Material for the task:
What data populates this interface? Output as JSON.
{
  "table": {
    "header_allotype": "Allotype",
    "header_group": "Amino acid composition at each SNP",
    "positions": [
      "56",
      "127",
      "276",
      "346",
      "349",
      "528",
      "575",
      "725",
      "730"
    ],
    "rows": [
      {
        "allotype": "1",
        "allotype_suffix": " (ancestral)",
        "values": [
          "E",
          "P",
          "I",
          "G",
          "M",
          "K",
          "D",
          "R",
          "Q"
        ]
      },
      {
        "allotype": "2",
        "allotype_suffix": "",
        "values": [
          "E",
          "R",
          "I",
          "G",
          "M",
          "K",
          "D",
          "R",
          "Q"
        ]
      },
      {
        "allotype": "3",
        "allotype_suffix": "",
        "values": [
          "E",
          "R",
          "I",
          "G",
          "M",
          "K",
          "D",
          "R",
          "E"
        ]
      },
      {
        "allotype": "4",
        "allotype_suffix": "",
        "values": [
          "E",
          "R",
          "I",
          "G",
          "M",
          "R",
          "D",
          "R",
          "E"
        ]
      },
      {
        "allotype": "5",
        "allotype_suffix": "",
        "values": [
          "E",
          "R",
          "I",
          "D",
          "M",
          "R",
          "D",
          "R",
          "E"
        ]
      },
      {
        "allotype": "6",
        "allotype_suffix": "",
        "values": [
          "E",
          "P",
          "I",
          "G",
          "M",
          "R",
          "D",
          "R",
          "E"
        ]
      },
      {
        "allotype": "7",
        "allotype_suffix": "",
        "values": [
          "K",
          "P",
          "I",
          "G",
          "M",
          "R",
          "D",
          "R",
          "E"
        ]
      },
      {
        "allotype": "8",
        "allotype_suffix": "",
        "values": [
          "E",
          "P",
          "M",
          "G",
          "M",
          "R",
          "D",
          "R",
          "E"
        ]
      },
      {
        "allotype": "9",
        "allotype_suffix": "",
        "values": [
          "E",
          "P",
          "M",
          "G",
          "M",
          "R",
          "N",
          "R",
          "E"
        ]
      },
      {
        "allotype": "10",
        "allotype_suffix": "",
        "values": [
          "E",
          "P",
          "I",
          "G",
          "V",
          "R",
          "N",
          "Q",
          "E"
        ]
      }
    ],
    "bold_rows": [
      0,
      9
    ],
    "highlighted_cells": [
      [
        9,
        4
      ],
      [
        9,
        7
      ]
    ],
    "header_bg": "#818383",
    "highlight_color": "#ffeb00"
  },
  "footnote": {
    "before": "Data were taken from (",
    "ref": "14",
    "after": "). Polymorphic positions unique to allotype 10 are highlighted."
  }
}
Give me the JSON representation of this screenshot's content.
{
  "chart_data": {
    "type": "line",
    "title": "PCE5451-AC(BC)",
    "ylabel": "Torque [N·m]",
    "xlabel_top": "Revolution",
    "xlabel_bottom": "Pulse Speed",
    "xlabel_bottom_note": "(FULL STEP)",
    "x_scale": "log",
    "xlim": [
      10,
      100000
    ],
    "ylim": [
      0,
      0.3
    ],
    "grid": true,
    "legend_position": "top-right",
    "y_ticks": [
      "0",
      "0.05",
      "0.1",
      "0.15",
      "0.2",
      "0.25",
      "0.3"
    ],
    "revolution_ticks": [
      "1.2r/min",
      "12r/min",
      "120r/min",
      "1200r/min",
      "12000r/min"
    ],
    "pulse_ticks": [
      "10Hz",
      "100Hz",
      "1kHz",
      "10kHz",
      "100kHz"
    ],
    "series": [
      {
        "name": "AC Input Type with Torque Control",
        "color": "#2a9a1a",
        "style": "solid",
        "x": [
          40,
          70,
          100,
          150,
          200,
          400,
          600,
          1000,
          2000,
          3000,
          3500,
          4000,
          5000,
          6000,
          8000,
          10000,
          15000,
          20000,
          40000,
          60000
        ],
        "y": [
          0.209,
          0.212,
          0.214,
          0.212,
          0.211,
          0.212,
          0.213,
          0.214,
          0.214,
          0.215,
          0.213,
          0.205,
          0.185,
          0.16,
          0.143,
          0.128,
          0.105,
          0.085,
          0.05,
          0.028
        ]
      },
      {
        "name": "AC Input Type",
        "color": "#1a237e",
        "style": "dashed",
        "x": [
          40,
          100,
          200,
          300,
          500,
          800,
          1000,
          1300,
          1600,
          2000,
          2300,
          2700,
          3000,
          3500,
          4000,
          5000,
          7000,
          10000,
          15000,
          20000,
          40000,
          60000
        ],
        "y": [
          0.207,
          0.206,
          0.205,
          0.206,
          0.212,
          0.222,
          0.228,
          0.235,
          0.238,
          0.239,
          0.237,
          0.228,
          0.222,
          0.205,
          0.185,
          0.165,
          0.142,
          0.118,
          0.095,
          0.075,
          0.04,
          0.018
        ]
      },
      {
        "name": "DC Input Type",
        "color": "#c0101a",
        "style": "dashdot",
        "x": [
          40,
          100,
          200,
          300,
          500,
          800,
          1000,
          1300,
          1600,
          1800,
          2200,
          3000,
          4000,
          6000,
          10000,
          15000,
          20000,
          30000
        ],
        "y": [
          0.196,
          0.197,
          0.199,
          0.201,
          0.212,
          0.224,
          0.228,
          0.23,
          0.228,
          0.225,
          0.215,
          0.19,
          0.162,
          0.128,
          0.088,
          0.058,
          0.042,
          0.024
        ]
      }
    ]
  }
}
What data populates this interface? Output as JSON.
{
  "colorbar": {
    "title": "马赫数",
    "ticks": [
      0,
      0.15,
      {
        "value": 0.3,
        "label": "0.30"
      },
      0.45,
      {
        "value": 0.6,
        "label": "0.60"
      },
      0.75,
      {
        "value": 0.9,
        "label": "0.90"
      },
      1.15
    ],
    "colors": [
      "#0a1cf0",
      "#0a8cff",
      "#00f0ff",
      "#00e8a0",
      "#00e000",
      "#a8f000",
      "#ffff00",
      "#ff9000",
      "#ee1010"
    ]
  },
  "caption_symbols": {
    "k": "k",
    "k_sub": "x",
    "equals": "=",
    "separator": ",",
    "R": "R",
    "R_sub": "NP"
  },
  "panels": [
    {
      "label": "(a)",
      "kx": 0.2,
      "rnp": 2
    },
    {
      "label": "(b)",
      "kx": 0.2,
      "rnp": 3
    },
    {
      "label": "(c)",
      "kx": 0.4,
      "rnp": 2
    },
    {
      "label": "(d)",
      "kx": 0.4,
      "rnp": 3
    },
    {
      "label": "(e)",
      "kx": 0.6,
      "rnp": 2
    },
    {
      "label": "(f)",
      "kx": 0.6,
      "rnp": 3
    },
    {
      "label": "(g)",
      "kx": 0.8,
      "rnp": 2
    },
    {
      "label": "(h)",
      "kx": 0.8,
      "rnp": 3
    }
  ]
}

Exercise goal:
Each entry is to be returned in full, character for character.

Result of this task:
What data populates this interface? Output as JSON.
{
  "table": {
    "header_allotype": "Allotype",
    "header_group": "Amino acid composition at each SNP",
    "positions": [
      "56",
      "127",
      "276",
      "346",
      "349",
      "528",
      "575",
      "725",
      "730"
    ],
    "rows": [
      {
        "allotype": "1",
        "allotype_suffix": " (ancestral)",
        "values": [
          "E",
          "P",
          "I",
          "G",
          "M",
          "K",
          "D",
          "R",
          "Q"
        ]
      },
      {
        "allotype": "2",
        "allotype_suffix": "",
        "values": [
          "E",
          "R",
          "I",
          "G",
          "M",
          "K",
          "D",
          "R",
          "Q"
        ]
      },
      {
        "allotype": "3",
        "allotype_suffix": "",
        "values": [
          "E",
          "R",
          "I",
          "G",
          "M",
          "K",
          "D",
          "R",
          "E"
        ]
      },
      {
        "allotype": "4",
        "allotype_suffix": "",
        "values": [
          "E",
          "R",
          "I",
          "G",
          "M",
          "R",
          "D",
          "R",
          "E"
        ]
      },
      {
        "allotype": "5",
        "allotype_suffix": "",
        "values": [
          "E",
          "R",
          "I",
          "D",
          "M",
          "R",
          "D",
          "R",
          "E"
        ]
      },
      {
        "allotype": "6",
        "allotype_suffix": "",
        "values": [
          "E",
          "P",
          "I",
          "G",
          "M",
          "R",
          "D",
          "R",
          "E"
        ]
      },
      {
        "allotype": "7",
        "allotype_suffix": "",
        "values": [
          "K",
          "P",
          "I",
          "G",
          "M",
          "R",
          "D",
          "R",
          "E"
        ]
      },
      {
        "allotype": "8",
        "allotype_suffix": "",
        "values": [
          "E",
          "P",
          "M",
          "G",
          "M",
          "R",
          "D",
          "R",
          "E"
        ]
      },
      {
        "allotype": "9",
        "allotype_suffix": "",
        "values": [
          "E",
          "P",
          "M",
          "G",
          "M",
          "R",
          "N",
          "R",
          "E"
        ]
      },
      {
        "allotype": "10",
        "allotype_suffix": "",
        "values": [
          "E",
          "P",
          "I",
          "G",
          "V",
          "R",
          "N",
          "Q",
          "E"
        ]
      }
    ],
    "bold_rows": [
      0,
      9
    ],
    "highlighted_cells": [
      [
        9,
        4
      ],
      [
        9,
        7
      ]
    ],
    "header_bg": "#818383",
    "highlight_color": "#ffeb00"
  },
  "footnote": {
    "before": "Data were taken from (",
    "ref": "14",
    "after": "). Polymorphic positions unique to allotype 10 are highlighted."
  }
}
Give me the JSON representation of this screenshot's content.
{
  "chart_data": {
    "type": "line",
    "title": "PCE5451-AC(BC)",
    "ylabel": "Torque [N·m]",
    "xlabel_top": "Revolution",
    "xlabel_bottom": "Pulse Speed",
    "xlabel_bottom_note": "(FULL STEP)",
    "x_scale": "log",
    "xlim": [
      10,
      100000
    ],
    "ylim": [
      0,
      0.3
    ],
    "grid": true,
    "legend_position": "top-right",
    "y_ticks": [
      "0",
      "0.05",
      "0.1",
      "0.15",
      "0.2",
      "0.25",
      "0.3"
    ],
    "revolution_ticks": [
      "1.2r/min",
      "12r/min",
      "120r/min",
      "1200r/min",
      "12000r/min"
    ],
    "pulse_ticks": [
      "10Hz",
      "100Hz",
      "1kHz",
      "10kHz",
      "100kHz"
    ],
    "series": [
      {
        "name": "AC Input Type with Torque Control",
        "color": "#2a9a1a",
        "style": "solid",
        "x": [
          40,
          70,
          100,
          150,
          200,
          400,
          600,
          1000,
          2000,
          3000,
          3500,
          4000,
          5000,
          6000,
          8000,
          10000,
          15000,
          20000,
          40000,
          60000
        ],
        "y": [
          0.209,
          0.212,
          0.214,
          0.212,
          0.211,
          0.212,
          0.213,
          0.214,
          0.214,
          0.215,
          0.213,
          0.205,
          0.185,
          0.16,
          0.143,
          0.128,
          0.105,
          0.085,
          0.05,
          0.028
        ]
      },
      {
        "name": "AC Input Type",
        "color": "#1a237e",
        "style": "dashed",
        "x": [
          40,
          100,
          200,
          300,
          500,
          800,
          1000,
          1300,
          1600,
          2000,
          2300,
          2700,
          3000,
          3500,
          4000,
          5000,
          7000,
          10000,
          15000,
          20000,
          40000,
          60000
        ],
        "y": [
          0.207,
          0.206,
          0.205,
          0.206,
          0.212,
          0.222,
          0.228,
          0.235,
          0.238,
          0.239,
          0.237,
          0.228,
          0.222,
          0.205,
          0.185,
          0.165,
          0.142,
          0.118,
          0.095,
          0.075,
          0.04,
          0.018
        ]
      },
      {
        "name": "DC Input Type",
        "color": "#c0101a",
        "style": "dashdot",
        "x": [
          40,
          100,
          200,
          300,
          500,
          800,
          1000,
          1300,
          1600,
          1800,
          2200,
          3000,
          4000,
          6000,
          10000,
          15000,
          20000,
          30000
        ],
        "y": [
          0.196,
          0.197,
          0.199,
          0.201,
          0.212,
          0.224,
          0.228,
          0.23,
          0.228,
          0.225,
          0.215,
          0.19,
          0.162,
          0.128,
          0.088,
          0.058,
          0.042,
          0.024
        ]
      }
    ]
  }
}
What data populates this interface? Output as JSON.
{
  "colorbar": {
    "title": "马赫数",
    "ticks": [
      0,
      0.15,
      {
        "value": 0.3,
        "label": "0.30"
      },
      0.45,
      {
        "value": 0.6,
        "label": "0.60"
      },
      0.75,
      {
        "value": 0.9,
        "label": "0.90"
      },
      1.15
    ],
    "colors": [
      "#0a1cf0",
      "#0a8cff",
      "#00f0ff",
      "#00e8a0",
      "#00e000",
      "#a8f000",
      "#ffff00",
      "#ff9000",
      "#ee1010"
    ]
  },
  "caption_symbols": {
    "k": "k",
    "k_sub": "x",
    "equals": "=",
    "separator": ",",
    "R": "R",
    "R_sub": "NP"
  },
  "panels": [
    {
      "label": "(a)",
      "kx": 0.2,
      "rnp": 2
    },
    {
      "label": "(b)",
      "kx": 0.2,
      "rnp": 3
    },
    {
      "label": "(c)",
      "kx": 0.4,
      "rnp": 2
    },
    {
      "label": "(d)",
      "kx": 0.4,
      "rnp": 3
    },
    {
      "label": "(e)",
      "kx": 0.6,
      "rnp": 2
    },
    {
      "label": "(f)",
      "kx": 0.6,
      "rnp": 3
    },
    {
      "label": "(g)",
      "kx": 0.8,
      "rnp": 2
    },
    {
      "label": "(h)",
      "kx": 0.8,
      "rnp": 3
    }
  ]
}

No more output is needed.